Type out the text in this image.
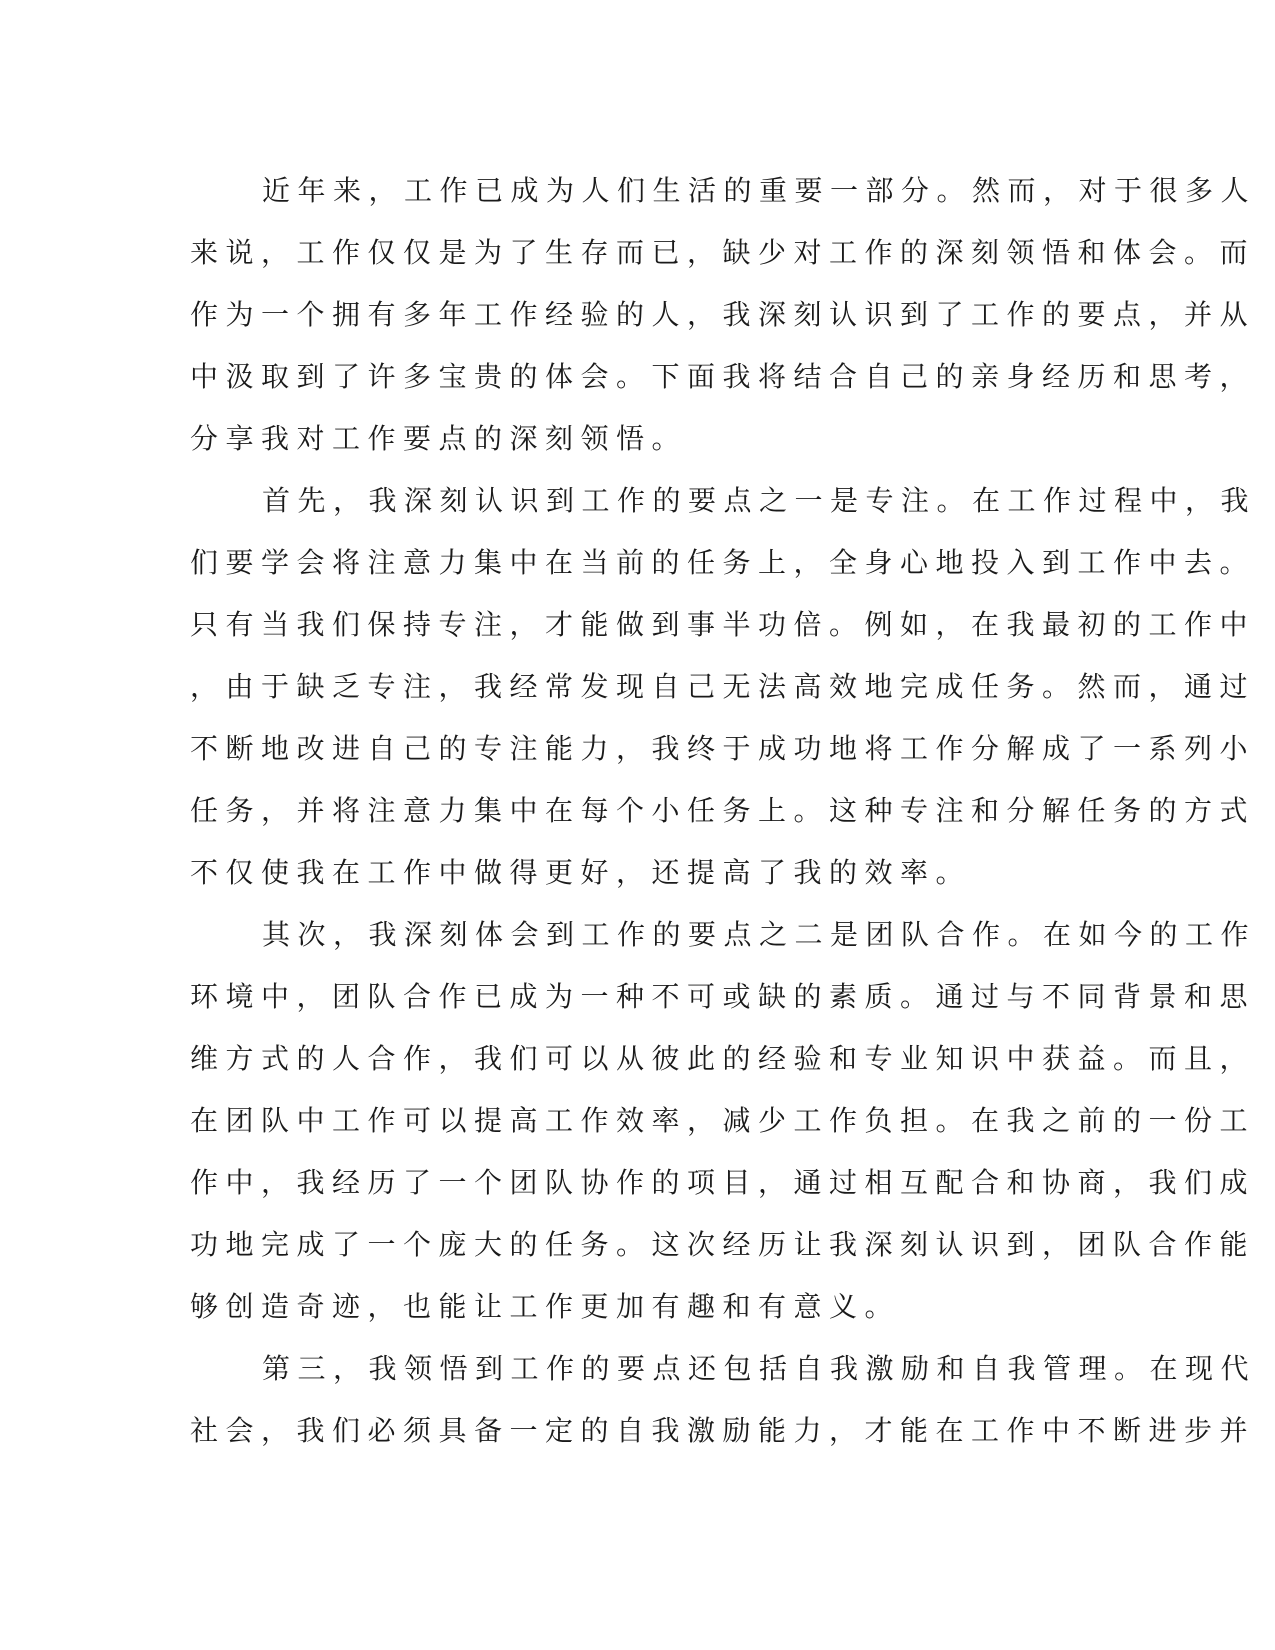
近年来，工作已成为人们生活的重要一部分。然而，对于很多人
来说，工作仅仅是为了生存而已，缺少对工作的深刻领悟和体会。而
作为一个拥有多年工作经验的人，我深刻认识到了工作的要点，并从
中汲取到了许多宝贵的体会。下面我将结合自己的亲身经历和思考，
分享我对工作要点的深刻领悟。
首先，我深刻认识到工作的要点之一是专注。在工作过程中，我
们要学会将注意力集中在当前的任务上，全身心地投入到工作中去。
只有当我们保持专注，才能做到事半功倍。例如，在我最初的工作中
，由于缺乏专注，我经常发现自己无法高效地完成任务。然而，通过
不断地改进自己的专注能力，我终于成功地将工作分解成了一系列小
任务，并将注意力集中在每个小任务上。这种专注和分解任务的方式
不仅使我在工作中做得更好，还提高了我的效率。
其次，我深刻体会到工作的要点之二是团队合作。在如今的工作
环境中，团队合作已成为一种不可或缺的素质。通过与不同背景和思
维方式的人合作，我们可以从彼此的经验和专业知识中获益。而且，
在团队中工作可以提高工作效率，减少工作负担。在我之前的一份工
作中，我经历了一个团队协作的项目，通过相互配合和协商，我们成
功地完成了一个庞大的任务。这次经历让我深刻认识到，团队合作能
够创造奇迹，也能让工作更加有趣和有意义。
第三，我领悟到工作的要点还包括自我激励和自我管理。在现代
社会，我们必须具备一定的自我激励能力，才能在工作中不断进步并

++++++++

# Written exercise
Give every line above again exactly, with no pictures.

# Exercise output
Type out the text in this image.
近年来，工作已成为人们生活的重要一部分。然而，对于很多人
来说，工作仅仅是为了生存而已，缺少对工作的深刻领悟和体会。而
作为一个拥有多年工作经验的人，我深刻认识到了工作的要点，并从
中汲取到了许多宝贵的体会。下面我将结合自己的亲身经历和思考，
分享我对工作要点的深刻领悟。
首先，我深刻认识到工作的要点之一是专注。在工作过程中，我
们要学会将注意力集中在当前的任务上，全身心地投入到工作中去。
只有当我们保持专注，才能做到事半功倍。例如，在我最初的工作中
，由于缺乏专注，我经常发现自己无法高效地完成任务。然而，通过
不断地改进自己的专注能力，我终于成功地将工作分解成了一系列小
任务，并将注意力集中在每个小任务上。这种专注和分解任务的方式
不仅使我在工作中做得更好，还提高了我的效率。
其次，我深刻体会到工作的要点之二是团队合作。在如今的工作
环境中，团队合作已成为一种不可或缺的素质。通过与不同背景和思
维方式的人合作，我们可以从彼此的经验和专业知识中获益。而且，
在团队中工作可以提高工作效率，减少工作负担。在我之前的一份工
作中，我经历了一个团队协作的项目，通过相互配合和协商，我们成
功地完成了一个庞大的任务。这次经历让我深刻认识到，团队合作能
够创造奇迹，也能让工作更加有趣和有意义。
第三，我领悟到工作的要点还包括自我激励和自我管理。在现代
社会，我们必须具备一定的自我激励能力，才能在工作中不断进步并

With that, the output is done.